__Problem details__.
Tally the lines containing the word "nowosolskiego" and give the total alone.

__Listing__.
---------------

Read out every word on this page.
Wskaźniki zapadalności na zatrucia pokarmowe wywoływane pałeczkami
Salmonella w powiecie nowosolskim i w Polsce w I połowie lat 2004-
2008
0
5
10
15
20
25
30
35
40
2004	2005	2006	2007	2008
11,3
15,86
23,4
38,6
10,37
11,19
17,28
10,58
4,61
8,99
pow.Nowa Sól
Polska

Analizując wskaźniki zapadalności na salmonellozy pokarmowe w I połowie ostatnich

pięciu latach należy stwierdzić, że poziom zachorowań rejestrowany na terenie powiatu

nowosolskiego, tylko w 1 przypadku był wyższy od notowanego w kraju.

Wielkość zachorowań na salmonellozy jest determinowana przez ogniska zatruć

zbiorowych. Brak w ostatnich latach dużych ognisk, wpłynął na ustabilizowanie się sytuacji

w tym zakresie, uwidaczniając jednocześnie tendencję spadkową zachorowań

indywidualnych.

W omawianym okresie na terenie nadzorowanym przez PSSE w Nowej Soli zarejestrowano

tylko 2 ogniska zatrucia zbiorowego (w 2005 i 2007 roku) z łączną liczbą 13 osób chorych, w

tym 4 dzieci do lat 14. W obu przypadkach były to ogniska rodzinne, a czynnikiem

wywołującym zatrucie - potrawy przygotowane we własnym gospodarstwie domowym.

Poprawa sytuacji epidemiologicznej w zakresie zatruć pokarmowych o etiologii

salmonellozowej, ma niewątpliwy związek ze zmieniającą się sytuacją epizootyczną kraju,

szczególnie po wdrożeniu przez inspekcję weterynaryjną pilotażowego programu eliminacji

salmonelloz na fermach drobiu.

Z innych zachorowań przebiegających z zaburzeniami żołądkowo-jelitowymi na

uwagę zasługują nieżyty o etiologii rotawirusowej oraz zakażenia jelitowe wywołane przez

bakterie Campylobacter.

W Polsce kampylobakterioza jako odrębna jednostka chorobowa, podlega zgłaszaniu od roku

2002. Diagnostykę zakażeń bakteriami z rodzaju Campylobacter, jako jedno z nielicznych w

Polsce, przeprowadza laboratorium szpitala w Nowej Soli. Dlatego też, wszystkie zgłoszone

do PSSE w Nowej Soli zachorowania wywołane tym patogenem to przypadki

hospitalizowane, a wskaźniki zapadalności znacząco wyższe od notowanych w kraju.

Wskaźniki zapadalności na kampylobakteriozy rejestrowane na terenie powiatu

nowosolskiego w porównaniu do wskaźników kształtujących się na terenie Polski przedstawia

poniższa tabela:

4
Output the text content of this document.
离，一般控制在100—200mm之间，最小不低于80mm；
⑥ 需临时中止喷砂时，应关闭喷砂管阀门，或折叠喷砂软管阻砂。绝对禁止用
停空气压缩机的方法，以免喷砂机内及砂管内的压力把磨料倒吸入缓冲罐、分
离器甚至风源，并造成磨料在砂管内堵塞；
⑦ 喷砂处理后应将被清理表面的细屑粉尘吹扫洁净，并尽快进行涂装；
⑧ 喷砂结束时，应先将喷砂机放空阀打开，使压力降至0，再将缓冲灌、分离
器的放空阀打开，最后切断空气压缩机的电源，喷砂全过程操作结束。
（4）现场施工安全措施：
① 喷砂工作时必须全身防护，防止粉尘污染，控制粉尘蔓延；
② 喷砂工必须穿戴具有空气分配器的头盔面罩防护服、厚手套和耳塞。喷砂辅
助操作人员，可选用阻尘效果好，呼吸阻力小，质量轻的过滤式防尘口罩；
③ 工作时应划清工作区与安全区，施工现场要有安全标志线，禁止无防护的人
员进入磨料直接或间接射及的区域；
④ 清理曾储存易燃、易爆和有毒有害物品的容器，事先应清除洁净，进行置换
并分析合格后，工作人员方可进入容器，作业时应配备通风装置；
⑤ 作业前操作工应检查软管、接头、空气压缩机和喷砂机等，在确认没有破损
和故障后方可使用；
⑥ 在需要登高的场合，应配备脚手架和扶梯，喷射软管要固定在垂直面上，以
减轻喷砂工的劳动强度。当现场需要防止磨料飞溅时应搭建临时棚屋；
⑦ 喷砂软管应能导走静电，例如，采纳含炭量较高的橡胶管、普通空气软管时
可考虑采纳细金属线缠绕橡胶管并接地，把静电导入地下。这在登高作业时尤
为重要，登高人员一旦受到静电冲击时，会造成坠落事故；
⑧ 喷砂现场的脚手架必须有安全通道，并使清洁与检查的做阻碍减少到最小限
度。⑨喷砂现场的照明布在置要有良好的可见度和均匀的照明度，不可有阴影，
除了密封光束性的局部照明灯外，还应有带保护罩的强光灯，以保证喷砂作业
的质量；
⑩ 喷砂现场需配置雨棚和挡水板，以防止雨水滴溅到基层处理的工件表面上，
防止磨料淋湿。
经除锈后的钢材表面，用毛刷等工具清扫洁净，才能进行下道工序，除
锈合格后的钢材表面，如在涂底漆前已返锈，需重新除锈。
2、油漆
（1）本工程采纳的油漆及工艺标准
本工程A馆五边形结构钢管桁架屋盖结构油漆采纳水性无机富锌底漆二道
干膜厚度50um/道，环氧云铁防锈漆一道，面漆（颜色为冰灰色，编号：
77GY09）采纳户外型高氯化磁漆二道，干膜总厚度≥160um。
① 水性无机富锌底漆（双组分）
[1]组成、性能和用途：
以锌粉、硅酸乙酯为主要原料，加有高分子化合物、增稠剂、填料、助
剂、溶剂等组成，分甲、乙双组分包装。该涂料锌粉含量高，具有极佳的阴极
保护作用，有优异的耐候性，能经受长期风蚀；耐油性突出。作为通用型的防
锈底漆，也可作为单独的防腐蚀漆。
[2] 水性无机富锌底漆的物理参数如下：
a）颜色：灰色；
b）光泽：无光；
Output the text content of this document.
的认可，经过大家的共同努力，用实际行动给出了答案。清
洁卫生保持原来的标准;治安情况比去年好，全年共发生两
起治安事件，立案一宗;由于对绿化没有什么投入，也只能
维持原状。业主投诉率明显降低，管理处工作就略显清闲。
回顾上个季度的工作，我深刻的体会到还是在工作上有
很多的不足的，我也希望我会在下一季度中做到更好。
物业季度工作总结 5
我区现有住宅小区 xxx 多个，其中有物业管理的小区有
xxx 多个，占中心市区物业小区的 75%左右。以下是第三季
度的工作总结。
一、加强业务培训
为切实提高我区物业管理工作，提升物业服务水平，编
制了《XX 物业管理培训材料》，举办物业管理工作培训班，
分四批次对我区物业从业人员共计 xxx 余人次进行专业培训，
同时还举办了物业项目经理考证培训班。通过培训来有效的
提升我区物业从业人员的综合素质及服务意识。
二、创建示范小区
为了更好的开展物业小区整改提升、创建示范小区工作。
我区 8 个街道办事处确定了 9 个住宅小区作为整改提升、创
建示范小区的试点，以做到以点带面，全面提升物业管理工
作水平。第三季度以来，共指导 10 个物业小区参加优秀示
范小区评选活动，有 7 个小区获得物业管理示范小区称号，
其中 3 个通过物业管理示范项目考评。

---------------

__Expected answer__.
2